* Requirement: Scan the data beneath this task and copy each line that includes "Change".
§
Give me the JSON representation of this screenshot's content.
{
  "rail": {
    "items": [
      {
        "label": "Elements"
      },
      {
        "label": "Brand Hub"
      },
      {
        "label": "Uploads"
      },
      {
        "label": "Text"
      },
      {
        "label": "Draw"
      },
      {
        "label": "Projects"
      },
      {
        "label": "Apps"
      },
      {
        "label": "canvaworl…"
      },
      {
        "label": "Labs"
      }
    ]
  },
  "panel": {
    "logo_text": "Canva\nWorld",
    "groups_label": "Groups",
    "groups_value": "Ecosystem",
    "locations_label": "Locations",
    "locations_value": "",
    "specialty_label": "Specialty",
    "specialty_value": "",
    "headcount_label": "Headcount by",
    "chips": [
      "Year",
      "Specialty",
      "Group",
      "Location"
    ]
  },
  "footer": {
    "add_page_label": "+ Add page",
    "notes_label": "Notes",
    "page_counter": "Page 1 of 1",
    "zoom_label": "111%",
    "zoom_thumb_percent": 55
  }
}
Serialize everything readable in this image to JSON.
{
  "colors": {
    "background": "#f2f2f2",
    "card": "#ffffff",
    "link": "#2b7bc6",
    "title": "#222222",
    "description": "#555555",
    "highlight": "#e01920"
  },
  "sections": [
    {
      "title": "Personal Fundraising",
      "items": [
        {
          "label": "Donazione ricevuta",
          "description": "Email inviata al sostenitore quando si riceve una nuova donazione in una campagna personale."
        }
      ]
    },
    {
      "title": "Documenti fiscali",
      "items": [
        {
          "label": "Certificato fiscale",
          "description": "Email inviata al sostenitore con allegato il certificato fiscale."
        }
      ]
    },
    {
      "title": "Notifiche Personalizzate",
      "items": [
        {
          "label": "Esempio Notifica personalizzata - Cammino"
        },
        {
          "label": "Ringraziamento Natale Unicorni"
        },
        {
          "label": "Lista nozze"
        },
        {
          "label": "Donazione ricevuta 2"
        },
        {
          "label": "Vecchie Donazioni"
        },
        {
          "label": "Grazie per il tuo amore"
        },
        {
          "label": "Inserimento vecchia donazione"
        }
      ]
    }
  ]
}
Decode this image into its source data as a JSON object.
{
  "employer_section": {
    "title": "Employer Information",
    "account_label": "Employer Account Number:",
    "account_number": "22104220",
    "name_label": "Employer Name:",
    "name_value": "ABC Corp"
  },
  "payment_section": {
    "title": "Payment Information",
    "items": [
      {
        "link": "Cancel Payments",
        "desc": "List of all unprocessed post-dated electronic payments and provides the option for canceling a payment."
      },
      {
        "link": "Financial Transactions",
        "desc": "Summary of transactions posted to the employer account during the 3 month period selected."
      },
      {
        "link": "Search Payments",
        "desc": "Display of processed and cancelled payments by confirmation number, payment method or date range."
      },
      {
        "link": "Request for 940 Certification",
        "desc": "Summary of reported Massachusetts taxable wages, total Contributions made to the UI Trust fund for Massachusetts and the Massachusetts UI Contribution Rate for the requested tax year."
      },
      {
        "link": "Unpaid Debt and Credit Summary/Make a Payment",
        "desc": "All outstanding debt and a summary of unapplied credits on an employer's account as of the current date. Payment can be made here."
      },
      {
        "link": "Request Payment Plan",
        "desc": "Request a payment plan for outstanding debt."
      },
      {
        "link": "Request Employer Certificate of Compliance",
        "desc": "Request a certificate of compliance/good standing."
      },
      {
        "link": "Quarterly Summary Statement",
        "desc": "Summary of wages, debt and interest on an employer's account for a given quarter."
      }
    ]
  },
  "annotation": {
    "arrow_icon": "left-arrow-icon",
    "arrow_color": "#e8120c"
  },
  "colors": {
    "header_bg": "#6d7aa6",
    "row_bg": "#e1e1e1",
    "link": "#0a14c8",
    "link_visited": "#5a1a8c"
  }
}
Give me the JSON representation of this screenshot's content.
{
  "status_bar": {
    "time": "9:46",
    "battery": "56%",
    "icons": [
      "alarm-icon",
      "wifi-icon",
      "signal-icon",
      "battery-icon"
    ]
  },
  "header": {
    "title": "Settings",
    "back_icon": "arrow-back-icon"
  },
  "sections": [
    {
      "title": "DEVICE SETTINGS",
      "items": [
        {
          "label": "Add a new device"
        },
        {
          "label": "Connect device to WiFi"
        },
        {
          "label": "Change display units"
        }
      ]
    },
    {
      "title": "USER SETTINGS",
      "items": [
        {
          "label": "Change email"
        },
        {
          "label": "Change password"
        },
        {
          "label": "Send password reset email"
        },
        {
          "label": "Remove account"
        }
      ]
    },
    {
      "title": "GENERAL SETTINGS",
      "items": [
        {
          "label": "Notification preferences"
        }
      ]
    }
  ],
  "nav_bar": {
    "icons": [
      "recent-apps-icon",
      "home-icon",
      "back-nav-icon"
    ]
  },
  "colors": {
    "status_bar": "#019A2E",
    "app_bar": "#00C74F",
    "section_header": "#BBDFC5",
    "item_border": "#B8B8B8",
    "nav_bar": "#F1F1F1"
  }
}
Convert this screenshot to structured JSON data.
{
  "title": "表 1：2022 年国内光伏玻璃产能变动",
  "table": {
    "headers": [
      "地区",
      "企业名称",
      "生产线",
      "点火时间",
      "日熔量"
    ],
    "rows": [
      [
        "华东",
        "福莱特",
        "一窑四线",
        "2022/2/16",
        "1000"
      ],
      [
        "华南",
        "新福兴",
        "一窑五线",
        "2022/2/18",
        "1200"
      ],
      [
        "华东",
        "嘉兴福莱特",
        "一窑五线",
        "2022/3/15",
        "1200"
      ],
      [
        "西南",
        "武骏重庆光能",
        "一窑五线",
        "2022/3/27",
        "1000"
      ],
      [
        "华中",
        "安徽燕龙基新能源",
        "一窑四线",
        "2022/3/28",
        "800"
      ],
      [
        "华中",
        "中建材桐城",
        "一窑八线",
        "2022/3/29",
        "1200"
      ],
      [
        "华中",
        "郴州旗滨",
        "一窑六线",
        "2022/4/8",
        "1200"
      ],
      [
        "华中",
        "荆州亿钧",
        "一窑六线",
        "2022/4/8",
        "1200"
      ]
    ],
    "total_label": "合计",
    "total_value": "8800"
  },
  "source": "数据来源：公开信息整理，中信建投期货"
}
§
* Result of the exercise:
          "label": "Change display units"
          "label": "Change email"
          "label": "Change password"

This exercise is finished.